# [TASK DATA]
####################

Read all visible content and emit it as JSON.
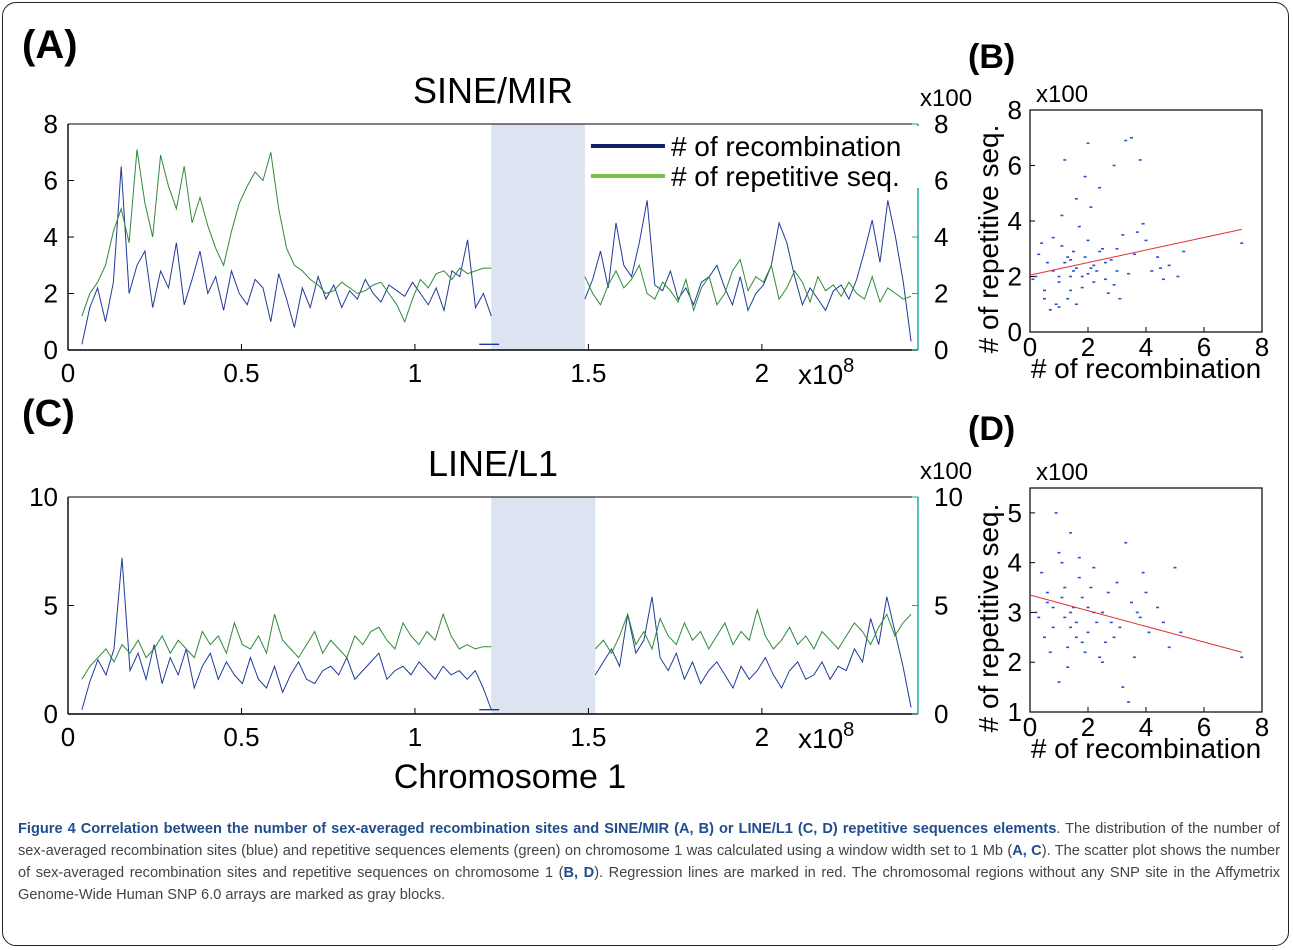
{
  "panel_labels": {
    "a": "(A)",
    "b": "(B)",
    "c": "(C)",
    "d": "(D)"
  },
  "chrom_label": "Chromosome 1",
  "caption": {
    "title": "Figure 4 Correlation between the number of sex-averaged recombination sites and SINE/MIR (A, B) or LINE/L1 (C, D) repetitive sequences elements",
    "s1": ". The distribution of the number of sex-averaged recombination sites (blue) and repetitive sequences elements (green) on chromosome 1 was calculated using a window width set to 1 Mb (",
    "b1": "A, C",
    "s2": "). The scatter plot shows the number of sex-averaged recombination sites and repetitive sequences on chromosome 1 (",
    "b2": "B, D",
    "s3": "). Regression lines are marked in red. The chromosomal regions without any SNP site in the Affymetrix Genome-Wide Human SNP 6.0 arrays are marked as gray blocks."
  },
  "colors": {
    "recombination": "#1f3b9a",
    "repetitive": "#2e8b3a",
    "gap": "#dbe4f0",
    "regression": "#e03030",
    "legend_blue": "#13206b",
    "legend_green": "#7cc24a",
    "right_axis": "#1aa0a0"
  },
  "chart_data": [
    {
      "id": "A",
      "type": "line",
      "title": "SINE/MIR",
      "x_ticks": [
        "0",
        "0.5",
        "1",
        "1.5",
        "2"
      ],
      "x_multiplier": "x10",
      "x_multiplier_exp": "8",
      "xlim": [
        0,
        245000000.0
      ],
      "x_tick_values": [
        0,
        50000000.0,
        100000000.0,
        150000000.0,
        200000000.0
      ],
      "ylim_left": [
        0,
        8
      ],
      "y_left_ticks": [
        "0",
        "2",
        "4",
        "6",
        "8"
      ],
      "ylim_right": [
        0,
        800
      ],
      "y_right_ticks": [
        "0",
        "2",
        "4",
        "6",
        "8"
      ],
      "y_right_multiplier": "x100",
      "gap": [
        122000000.0,
        149000000.0
      ],
      "legend": [
        "# of recombination",
        "# of repetitive seq."
      ],
      "legend_position": "top-right",
      "series": [
        {
          "name": "# of recombination",
          "x_start": 4000000.0,
          "x_end": 243000000.0,
          "values": [
            0.2,
            1.5,
            2.2,
            1.0,
            2.4,
            6.5,
            2.0,
            3.0,
            3.5,
            1.5,
            2.8,
            2.2,
            3.8,
            1.6,
            2.5,
            3.5,
            2.0,
            2.6,
            1.4,
            2.8,
            2.0,
            1.6,
            2.5,
            2.2,
            1.0,
            2.7,
            1.8,
            0.8,
            2.2,
            1.5,
            2.6,
            1.8,
            2.3,
            1.5,
            2.1,
            1.8,
            2.5,
            2.0,
            1.7,
            2.3,
            2.1,
            1.9,
            2.4,
            2.0,
            1.6,
            2.2,
            1.4,
            2.8,
            2.6,
            3.9,
            1.5,
            2.0,
            1.2
          ],
          "seg2_x_start": 149000000.0,
          "seg2_values": [
            1.8,
            2.5,
            3.5,
            2.2,
            4.5,
            3.0,
            2.6,
            3.8,
            5.3,
            2.3,
            2.1,
            2.8,
            1.8,
            2.2,
            1.6,
            2.4,
            2.6,
            3.0,
            2.2,
            1.6,
            2.6,
            1.4,
            2.0,
            2.3,
            3.0,
            4.5,
            3.8,
            2.6,
            1.6,
            2.2,
            1.8,
            1.4,
            2.1,
            2.3,
            1.8,
            2.5,
            3.5,
            4.6,
            3.1,
            5.3,
            4.0,
            2.4,
            0.3
          ]
        },
        {
          "name": "# of repetitive seq.",
          "x_start": 4000000.0,
          "x_end": 243000000.0,
          "values": [
            1.2,
            2.0,
            2.4,
            3.0,
            4.2,
            5.0,
            3.8,
            7.1,
            5.2,
            4.0,
            6.9,
            5.8,
            5.0,
            6.5,
            4.5,
            5.4,
            4.4,
            3.6,
            3.0,
            4.2,
            5.2,
            5.8,
            6.3,
            6.0,
            7.0,
            5.0,
            3.6,
            3.0,
            2.8,
            2.5,
            2.3,
            2.0,
            2.1,
            2.4,
            2.2,
            2.0,
            2.1,
            2.3,
            2.4,
            2.0,
            1.6,
            1.0,
            1.8,
            2.5,
            2.2,
            2.7,
            2.8,
            2.5,
            2.9,
            2.7,
            2.8,
            2.9,
            2.9
          ],
          "seg2_x_start": 149000000.0,
          "seg2_values": [
            2.6,
            2.0,
            1.6,
            2.3,
            2.8,
            2.2,
            2.5,
            3.0,
            2.0,
            1.8,
            2.4,
            2.1,
            1.7,
            2.5,
            1.4,
            2.2,
            2.6,
            1.6,
            2.0,
            2.8,
            3.2,
            2.1,
            2.6,
            2.4,
            3.0,
            1.8,
            2.2,
            2.8,
            2.4,
            1.7,
            2.6,
            2.1,
            2.3,
            1.9,
            2.4,
            2.0,
            1.8,
            2.6,
            1.7,
            2.2,
            2.0,
            1.8,
            1.9
          ]
        }
      ]
    },
    {
      "id": "B",
      "type": "scatter",
      "x_ticks": [
        "0",
        "2",
        "4",
        "6",
        "8"
      ],
      "xlim": [
        0,
        8
      ],
      "y_ticks": [
        "0",
        "2",
        "4",
        "6",
        "8"
      ],
      "ylim": [
        0,
        8
      ],
      "y_multiplier": "x100",
      "xlabel": "# of recombination",
      "ylabel": "# of repetitive seq.",
      "regression": {
        "x": [
          0,
          7.3
        ],
        "y": [
          2.05,
          3.7
        ]
      },
      "points": [
        [
          0.3,
          2.8
        ],
        [
          0.5,
          1.5
        ],
        [
          0.8,
          2.2
        ],
        [
          1.0,
          1.8
        ],
        [
          1.2,
          2.5
        ],
        [
          1.4,
          2.0
        ],
        [
          1.6,
          2.3
        ],
        [
          1.8,
          1.6
        ],
        [
          2.0,
          2.1
        ],
        [
          2.2,
          2.4
        ],
        [
          1.1,
          3.1
        ],
        [
          1.5,
          2.9
        ],
        [
          1.9,
          2.7
        ],
        [
          2.3,
          2.2
        ],
        [
          2.6,
          1.9
        ],
        [
          1.3,
          1.2
        ],
        [
          0.9,
          1.0
        ],
        [
          0.6,
          2.5
        ],
        [
          1.7,
          3.8
        ],
        [
          2.1,
          4.5
        ],
        [
          0.7,
          0.8
        ],
        [
          1.0,
          0.9
        ],
        [
          1.4,
          1.5
        ],
        [
          2.5,
          3.0
        ],
        [
          2.8,
          2.6
        ],
        [
          3.0,
          2.2
        ],
        [
          3.3,
          6.9
        ],
        [
          3.5,
          7.0
        ],
        [
          2.4,
          5.2
        ],
        [
          1.2,
          6.2
        ],
        [
          1.6,
          4.8
        ],
        [
          0.4,
          3.2
        ],
        [
          3.8,
          6.2
        ],
        [
          2.0,
          6.8
        ],
        [
          2.9,
          6.0
        ],
        [
          1.9,
          5.6
        ],
        [
          3.2,
          3.5
        ],
        [
          3.6,
          2.8
        ],
        [
          4.0,
          3.3
        ],
        [
          4.4,
          2.7
        ],
        [
          4.8,
          2.4
        ],
        [
          5.1,
          2.0
        ],
        [
          5.3,
          2.9
        ],
        [
          7.3,
          3.2
        ],
        [
          4.6,
          1.9
        ],
        [
          3.1,
          1.2
        ],
        [
          2.7,
          1.4
        ],
        [
          0.2,
          2.0
        ],
        [
          0.1,
          1.9
        ],
        [
          1.5,
          2.2
        ],
        [
          1.8,
          2.0
        ],
        [
          2.2,
          1.8
        ],
        [
          1.3,
          2.7
        ],
        [
          2.6,
          2.5
        ],
        [
          3.4,
          2.1
        ],
        [
          3.9,
          3.9
        ],
        [
          4.2,
          2.2
        ],
        [
          0.8,
          3.4
        ],
        [
          1.1,
          4.2
        ],
        [
          2.0,
          3.3
        ],
        [
          2.4,
          2.9
        ],
        [
          1.6,
          1.0
        ],
        [
          2.9,
          1.7
        ],
        [
          0.5,
          1.2
        ],
        [
          1.0,
          2.0
        ],
        [
          1.4,
          2.6
        ],
        [
          2.1,
          2.3
        ],
        [
          3.0,
          3.0
        ],
        [
          3.7,
          3.6
        ],
        [
          4.5,
          2.3
        ]
      ]
    },
    {
      "id": "C",
      "type": "line",
      "title": "LINE/L1",
      "x_ticks": [
        "0",
        "0.5",
        "1",
        "1.5",
        "2"
      ],
      "x_multiplier": "x10",
      "x_multiplier_exp": "8",
      "xlim": [
        0,
        245000000.0
      ],
      "x_tick_values": [
        0,
        50000000.0,
        100000000.0,
        150000000.0,
        200000000.0
      ],
      "ylim_left": [
        0,
        10
      ],
      "y_left_ticks": [
        "0",
        "5",
        "10"
      ],
      "ylim_right": [
        0,
        1000
      ],
      "y_right_ticks": [
        "0",
        "5",
        "10"
      ],
      "y_right_multiplier": "x100",
      "gap": [
        122000000.0,
        152000000.0
      ],
      "series": [
        {
          "name": "recombination",
          "x_start": 4000000.0,
          "x_end": 243000000.0,
          "values": [
            0.2,
            1.5,
            2.5,
            1.8,
            3.0,
            7.2,
            2.0,
            2.8,
            1.6,
            3.2,
            1.4,
            2.6,
            1.8,
            3.0,
            1.2,
            2.2,
            2.8,
            1.6,
            2.4,
            1.8,
            1.4,
            2.6,
            1.6,
            1.2,
            2.2,
            1.0,
            1.8,
            2.4,
            1.6,
            1.4,
            2.0,
            2.2,
            1.8,
            2.6,
            1.6,
            2.0,
            2.4,
            2.8,
            1.6,
            2.0,
            2.2,
            1.8,
            2.4,
            2.0,
            1.6,
            2.2,
            1.8,
            2.0,
            1.6,
            2.0,
            1.2,
            0.2
          ],
          "seg2_x_start": 152000000.0,
          "seg2_values": [
            1.8,
            2.4,
            3.0,
            2.2,
            4.6,
            2.8,
            3.4,
            5.4,
            2.6,
            2.0,
            2.8,
            1.6,
            2.4,
            1.4,
            2.0,
            2.4,
            1.8,
            1.2,
            2.2,
            1.6,
            2.0,
            2.6,
            1.8,
            1.2,
            2.0,
            2.4,
            1.6,
            1.8,
            2.4,
            1.6,
            2.2,
            2.0,
            3.0,
            2.4,
            4.4,
            3.2,
            5.4,
            3.8,
            2.2,
            0.3
          ]
        },
        {
          "name": "repetitive",
          "x_start": 4000000.0,
          "x_end": 243000000.0,
          "values": [
            1.6,
            2.2,
            2.6,
            3.0,
            2.4,
            3.2,
            2.8,
            3.4,
            2.6,
            3.0,
            3.6,
            2.8,
            3.4,
            3.0,
            2.6,
            3.8,
            3.2,
            3.6,
            2.8,
            4.2,
            3.2,
            3.0,
            3.6,
            2.8,
            4.6,
            3.4,
            3.0,
            2.6,
            3.2,
            3.8,
            2.8,
            3.4,
            3.0,
            2.6,
            3.6,
            3.2,
            3.8,
            4.0,
            3.4,
            3.0,
            4.2,
            3.6,
            3.2,
            3.8,
            3.4,
            4.6,
            3.6,
            3.0,
            3.2,
            3.0,
            3.1,
            3.1
          ],
          "seg2_x_start": 152000000.0,
          "seg2_values": [
            3.0,
            3.4,
            2.8,
            3.6,
            4.6,
            3.2,
            3.8,
            3.0,
            4.4,
            3.6,
            3.2,
            4.2,
            3.4,
            3.8,
            3.0,
            3.6,
            4.2,
            3.2,
            3.8,
            3.4,
            4.8,
            3.6,
            3.0,
            3.4,
            4.0,
            3.2,
            3.6,
            3.0,
            3.8,
            3.4,
            3.0,
            3.6,
            4.2,
            3.8,
            3.2,
            4.0,
            4.6,
            3.6,
            4.2,
            4.6
          ]
        }
      ]
    },
    {
      "id": "D",
      "type": "scatter",
      "x_ticks": [
        "0",
        "2",
        "4",
        "6",
        "8"
      ],
      "xlim": [
        0,
        8
      ],
      "y_ticks": [
        "1",
        "2",
        "3",
        "4",
        "5"
      ],
      "ylim": [
        1,
        5.5
      ],
      "y_multiplier": "x100",
      "xlabel": "# of recombination",
      "ylabel": "# of repetitive seq.",
      "regression": {
        "x": [
          0,
          7.3
        ],
        "y": [
          3.35,
          2.2
        ]
      },
      "points": [
        [
          0.2,
          3.0
        ],
        [
          0.4,
          3.8
        ],
        [
          0.6,
          3.2
        ],
        [
          0.8,
          2.7
        ],
        [
          1.0,
          4.2
        ],
        [
          1.2,
          3.5
        ],
        [
          1.4,
          3.0
        ],
        [
          1.6,
          2.8
        ],
        [
          1.8,
          3.3
        ],
        [
          2.0,
          2.6
        ],
        [
          2.2,
          3.0
        ],
        [
          0.9,
          5.0
        ],
        [
          1.4,
          4.6
        ],
        [
          1.1,
          4.0
        ],
        [
          1.7,
          3.7
        ],
        [
          2.1,
          3.5
        ],
        [
          2.5,
          3.0
        ],
        [
          2.8,
          2.8
        ],
        [
          3.0,
          3.6
        ],
        [
          3.3,
          4.4
        ],
        [
          3.5,
          3.2
        ],
        [
          3.8,
          2.9
        ],
        [
          4.1,
          2.6
        ],
        [
          4.4,
          3.1
        ],
        [
          4.8,
          2.3
        ],
        [
          5.2,
          2.6
        ],
        [
          7.3,
          2.1
        ],
        [
          0.5,
          2.5
        ],
        [
          1.3,
          2.3
        ],
        [
          1.9,
          2.2
        ],
        [
          2.4,
          2.1
        ],
        [
          2.6,
          2.4
        ],
        [
          3.2,
          1.5
        ],
        [
          3.4,
          1.2
        ],
        [
          1.0,
          1.6
        ],
        [
          0.7,
          2.2
        ],
        [
          1.5,
          3.1
        ],
        [
          1.6,
          2.5
        ],
        [
          2.3,
          2.8
        ],
        [
          2.7,
          3.4
        ],
        [
          3.1,
          2.7
        ],
        [
          3.6,
          2.1
        ],
        [
          4.0,
          3.4
        ],
        [
          4.6,
          2.8
        ],
        [
          1.2,
          2.9
        ],
        [
          0.3,
          2.9
        ],
        [
          1.8,
          2.4
        ],
        [
          2.0,
          3.1
        ],
        [
          2.9,
          2.5
        ],
        [
          3.7,
          3.0
        ],
        [
          1.1,
          3.3
        ],
        [
          1.4,
          2.7
        ],
        [
          0.6,
          3.4
        ],
        [
          2.2,
          3.9
        ],
        [
          1.7,
          4.1
        ],
        [
          2.5,
          2.0
        ],
        [
          1.3,
          1.9
        ],
        [
          0.8,
          3.1
        ],
        [
          3.9,
          3.8
        ],
        [
          5.0,
          3.9
        ]
      ]
    }
  ]
}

####################

# [YOUR TASK]
Return all lines from the data that include the string "name".

# [SOLUTION TO THIS PROBLEM]
          "name": "# of recombination",
          "name": "# of repetitive seq.",
          "name": "recombination",
          "name": "repetitive",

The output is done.